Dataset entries
═══
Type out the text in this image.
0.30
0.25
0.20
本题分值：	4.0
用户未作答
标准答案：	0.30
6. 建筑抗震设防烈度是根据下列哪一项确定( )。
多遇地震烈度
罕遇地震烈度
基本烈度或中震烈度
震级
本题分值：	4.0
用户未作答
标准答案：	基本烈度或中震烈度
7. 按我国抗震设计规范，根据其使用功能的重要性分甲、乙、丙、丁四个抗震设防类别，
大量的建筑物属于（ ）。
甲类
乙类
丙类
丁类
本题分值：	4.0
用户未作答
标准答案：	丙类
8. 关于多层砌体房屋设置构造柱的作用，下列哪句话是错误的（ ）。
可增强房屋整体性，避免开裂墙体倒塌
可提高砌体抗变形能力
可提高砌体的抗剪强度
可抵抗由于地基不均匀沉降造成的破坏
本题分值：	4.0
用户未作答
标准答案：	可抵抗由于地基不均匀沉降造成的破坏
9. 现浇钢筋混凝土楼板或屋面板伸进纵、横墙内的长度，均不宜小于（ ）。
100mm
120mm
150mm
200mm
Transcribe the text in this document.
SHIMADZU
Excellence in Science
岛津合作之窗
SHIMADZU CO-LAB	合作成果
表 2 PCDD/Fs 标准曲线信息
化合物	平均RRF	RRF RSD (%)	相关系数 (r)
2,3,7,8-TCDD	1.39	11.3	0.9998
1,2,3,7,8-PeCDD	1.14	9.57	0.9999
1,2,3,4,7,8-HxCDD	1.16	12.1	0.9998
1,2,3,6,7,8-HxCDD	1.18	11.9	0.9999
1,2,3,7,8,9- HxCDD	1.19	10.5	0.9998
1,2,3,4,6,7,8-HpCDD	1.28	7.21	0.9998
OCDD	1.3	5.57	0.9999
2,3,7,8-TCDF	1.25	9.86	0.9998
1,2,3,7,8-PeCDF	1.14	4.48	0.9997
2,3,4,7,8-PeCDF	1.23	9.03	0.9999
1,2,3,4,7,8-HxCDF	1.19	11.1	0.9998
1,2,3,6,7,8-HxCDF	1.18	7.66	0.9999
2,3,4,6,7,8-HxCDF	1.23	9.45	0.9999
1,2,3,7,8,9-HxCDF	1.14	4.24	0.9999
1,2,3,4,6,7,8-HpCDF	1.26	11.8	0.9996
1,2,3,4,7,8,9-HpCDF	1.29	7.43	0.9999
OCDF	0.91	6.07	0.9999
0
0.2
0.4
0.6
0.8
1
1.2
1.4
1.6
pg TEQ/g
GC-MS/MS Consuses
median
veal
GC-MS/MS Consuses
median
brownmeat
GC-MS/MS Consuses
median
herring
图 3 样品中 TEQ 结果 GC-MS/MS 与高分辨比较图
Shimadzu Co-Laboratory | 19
═══
● **The request**
Extract all lines from the data in which "PeCDF" is found.

● **Complete answer**
1,2,3,7,8-PeCDF	1.14	4.48	0.9997
2,3,4,7,8-PeCDF	1.23	9.03	0.9999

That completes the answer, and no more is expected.